- Set task
Of the lines in the entries below, state how many hold the word "Community". Say nothing else.

++++++++++++++++++++

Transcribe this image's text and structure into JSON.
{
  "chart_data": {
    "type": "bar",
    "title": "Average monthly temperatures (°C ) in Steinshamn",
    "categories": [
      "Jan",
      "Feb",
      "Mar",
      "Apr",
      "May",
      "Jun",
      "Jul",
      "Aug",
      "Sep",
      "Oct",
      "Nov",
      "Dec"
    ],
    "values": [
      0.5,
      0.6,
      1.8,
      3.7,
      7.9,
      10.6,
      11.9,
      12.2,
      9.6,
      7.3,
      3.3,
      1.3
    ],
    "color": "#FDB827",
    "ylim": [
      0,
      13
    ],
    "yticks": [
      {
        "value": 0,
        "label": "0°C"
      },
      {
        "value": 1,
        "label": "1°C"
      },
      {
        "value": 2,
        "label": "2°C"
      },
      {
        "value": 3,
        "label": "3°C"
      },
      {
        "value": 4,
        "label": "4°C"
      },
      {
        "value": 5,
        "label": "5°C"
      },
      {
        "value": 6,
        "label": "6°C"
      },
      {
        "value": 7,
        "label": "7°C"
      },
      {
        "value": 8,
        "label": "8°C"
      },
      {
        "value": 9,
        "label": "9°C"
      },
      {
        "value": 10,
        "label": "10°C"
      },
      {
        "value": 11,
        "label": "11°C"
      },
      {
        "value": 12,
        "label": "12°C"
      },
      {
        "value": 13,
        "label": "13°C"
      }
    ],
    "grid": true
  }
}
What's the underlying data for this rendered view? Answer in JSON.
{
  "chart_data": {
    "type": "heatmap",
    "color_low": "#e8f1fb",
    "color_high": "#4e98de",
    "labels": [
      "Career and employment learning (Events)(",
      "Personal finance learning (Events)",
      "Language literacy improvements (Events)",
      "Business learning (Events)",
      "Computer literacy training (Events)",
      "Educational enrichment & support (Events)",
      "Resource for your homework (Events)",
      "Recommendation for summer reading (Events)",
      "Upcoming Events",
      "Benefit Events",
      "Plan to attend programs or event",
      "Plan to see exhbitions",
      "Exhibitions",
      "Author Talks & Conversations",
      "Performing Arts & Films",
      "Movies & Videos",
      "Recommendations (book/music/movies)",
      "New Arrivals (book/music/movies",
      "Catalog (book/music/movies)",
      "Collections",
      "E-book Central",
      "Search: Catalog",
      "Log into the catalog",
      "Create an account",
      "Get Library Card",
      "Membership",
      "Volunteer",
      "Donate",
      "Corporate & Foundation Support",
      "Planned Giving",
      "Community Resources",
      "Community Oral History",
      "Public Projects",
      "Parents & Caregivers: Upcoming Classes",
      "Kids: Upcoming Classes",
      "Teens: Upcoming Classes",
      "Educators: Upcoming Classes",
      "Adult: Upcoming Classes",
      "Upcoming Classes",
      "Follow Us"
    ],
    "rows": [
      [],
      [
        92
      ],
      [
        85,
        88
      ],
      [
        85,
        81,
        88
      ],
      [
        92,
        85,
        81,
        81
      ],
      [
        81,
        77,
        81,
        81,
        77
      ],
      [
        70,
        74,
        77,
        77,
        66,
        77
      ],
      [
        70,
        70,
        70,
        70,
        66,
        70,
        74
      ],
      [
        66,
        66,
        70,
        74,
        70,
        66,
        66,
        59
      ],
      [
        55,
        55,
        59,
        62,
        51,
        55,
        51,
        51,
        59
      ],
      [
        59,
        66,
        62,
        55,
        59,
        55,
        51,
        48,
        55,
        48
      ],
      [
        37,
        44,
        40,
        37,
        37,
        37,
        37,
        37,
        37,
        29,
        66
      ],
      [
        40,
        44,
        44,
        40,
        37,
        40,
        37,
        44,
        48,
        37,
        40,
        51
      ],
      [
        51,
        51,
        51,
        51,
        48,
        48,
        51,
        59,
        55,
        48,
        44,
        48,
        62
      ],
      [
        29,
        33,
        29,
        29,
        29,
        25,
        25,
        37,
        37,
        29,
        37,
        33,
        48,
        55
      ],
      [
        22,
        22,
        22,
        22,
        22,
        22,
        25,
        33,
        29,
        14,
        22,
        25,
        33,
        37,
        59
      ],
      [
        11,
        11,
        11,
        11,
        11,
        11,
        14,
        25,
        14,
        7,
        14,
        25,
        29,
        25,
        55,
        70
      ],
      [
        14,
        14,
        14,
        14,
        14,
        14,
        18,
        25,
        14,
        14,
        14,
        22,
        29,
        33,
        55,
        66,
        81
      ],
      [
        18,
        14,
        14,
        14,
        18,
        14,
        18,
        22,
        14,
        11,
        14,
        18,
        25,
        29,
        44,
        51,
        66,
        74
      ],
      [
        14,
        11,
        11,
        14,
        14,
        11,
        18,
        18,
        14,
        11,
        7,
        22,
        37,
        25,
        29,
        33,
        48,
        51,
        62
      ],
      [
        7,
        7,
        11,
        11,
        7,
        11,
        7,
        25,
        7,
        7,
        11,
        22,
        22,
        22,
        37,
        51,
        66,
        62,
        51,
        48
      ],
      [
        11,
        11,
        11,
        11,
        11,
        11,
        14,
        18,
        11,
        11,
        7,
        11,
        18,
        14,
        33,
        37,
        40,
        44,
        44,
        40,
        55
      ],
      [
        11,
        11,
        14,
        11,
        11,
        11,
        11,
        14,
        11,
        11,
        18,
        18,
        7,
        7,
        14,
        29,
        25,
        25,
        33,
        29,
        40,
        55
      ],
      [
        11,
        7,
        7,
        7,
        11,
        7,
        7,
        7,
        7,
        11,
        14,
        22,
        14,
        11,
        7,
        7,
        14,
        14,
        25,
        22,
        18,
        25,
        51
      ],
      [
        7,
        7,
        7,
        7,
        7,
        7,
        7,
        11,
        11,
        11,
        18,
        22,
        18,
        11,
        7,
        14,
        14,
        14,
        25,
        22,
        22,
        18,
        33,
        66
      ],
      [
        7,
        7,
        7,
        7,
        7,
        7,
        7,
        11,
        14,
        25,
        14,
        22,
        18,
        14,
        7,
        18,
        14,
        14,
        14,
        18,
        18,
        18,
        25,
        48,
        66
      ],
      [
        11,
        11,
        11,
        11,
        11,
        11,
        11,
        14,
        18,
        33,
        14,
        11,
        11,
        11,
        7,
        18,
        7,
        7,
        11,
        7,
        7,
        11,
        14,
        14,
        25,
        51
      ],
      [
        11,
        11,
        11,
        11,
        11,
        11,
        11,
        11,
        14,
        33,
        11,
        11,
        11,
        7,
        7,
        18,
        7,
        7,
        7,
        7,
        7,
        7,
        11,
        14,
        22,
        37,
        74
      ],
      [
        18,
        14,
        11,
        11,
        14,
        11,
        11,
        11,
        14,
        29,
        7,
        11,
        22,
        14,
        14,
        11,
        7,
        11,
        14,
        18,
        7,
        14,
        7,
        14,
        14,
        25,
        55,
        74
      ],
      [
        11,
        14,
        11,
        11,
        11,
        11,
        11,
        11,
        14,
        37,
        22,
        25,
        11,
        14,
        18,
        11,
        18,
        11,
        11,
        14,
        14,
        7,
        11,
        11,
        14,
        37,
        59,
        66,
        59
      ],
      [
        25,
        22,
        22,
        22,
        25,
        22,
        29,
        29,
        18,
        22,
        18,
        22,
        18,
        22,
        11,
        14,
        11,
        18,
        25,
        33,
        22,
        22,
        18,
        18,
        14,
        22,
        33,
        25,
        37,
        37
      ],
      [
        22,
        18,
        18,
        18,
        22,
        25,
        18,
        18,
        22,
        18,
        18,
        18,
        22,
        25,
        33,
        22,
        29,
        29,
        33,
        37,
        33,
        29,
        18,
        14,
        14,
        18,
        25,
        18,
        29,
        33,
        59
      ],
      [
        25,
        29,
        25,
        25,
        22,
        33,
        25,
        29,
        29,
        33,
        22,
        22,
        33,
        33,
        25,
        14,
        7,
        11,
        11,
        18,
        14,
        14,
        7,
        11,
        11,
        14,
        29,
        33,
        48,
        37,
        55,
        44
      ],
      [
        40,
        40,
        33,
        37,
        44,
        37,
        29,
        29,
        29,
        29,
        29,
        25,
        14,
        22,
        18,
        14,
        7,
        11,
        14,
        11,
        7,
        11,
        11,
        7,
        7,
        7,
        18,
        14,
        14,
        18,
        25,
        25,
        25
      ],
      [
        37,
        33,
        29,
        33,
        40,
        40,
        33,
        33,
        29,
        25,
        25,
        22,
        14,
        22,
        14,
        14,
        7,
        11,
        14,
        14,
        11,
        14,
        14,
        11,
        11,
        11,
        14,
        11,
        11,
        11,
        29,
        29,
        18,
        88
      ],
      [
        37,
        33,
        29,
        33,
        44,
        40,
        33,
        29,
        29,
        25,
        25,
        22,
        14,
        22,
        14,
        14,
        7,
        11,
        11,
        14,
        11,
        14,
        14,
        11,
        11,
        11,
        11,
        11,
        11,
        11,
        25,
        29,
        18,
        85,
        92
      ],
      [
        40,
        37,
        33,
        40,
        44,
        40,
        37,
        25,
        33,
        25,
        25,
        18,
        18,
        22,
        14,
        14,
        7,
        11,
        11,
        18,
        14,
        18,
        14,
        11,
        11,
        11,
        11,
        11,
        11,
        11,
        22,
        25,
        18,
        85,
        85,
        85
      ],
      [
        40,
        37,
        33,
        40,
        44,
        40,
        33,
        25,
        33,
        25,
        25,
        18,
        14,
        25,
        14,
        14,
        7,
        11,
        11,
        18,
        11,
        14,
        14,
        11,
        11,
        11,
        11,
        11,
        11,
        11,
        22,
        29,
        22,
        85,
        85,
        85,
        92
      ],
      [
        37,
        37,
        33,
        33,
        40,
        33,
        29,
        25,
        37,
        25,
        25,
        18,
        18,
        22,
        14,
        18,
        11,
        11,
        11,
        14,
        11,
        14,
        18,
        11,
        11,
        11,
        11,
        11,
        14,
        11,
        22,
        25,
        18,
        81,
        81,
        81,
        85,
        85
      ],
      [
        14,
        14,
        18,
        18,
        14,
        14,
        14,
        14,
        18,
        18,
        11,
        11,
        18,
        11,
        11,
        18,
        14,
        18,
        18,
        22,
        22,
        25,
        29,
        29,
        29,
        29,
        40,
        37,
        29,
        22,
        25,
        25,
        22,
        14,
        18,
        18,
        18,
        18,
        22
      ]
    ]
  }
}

++++++++++++++++++++

- Exercise result
2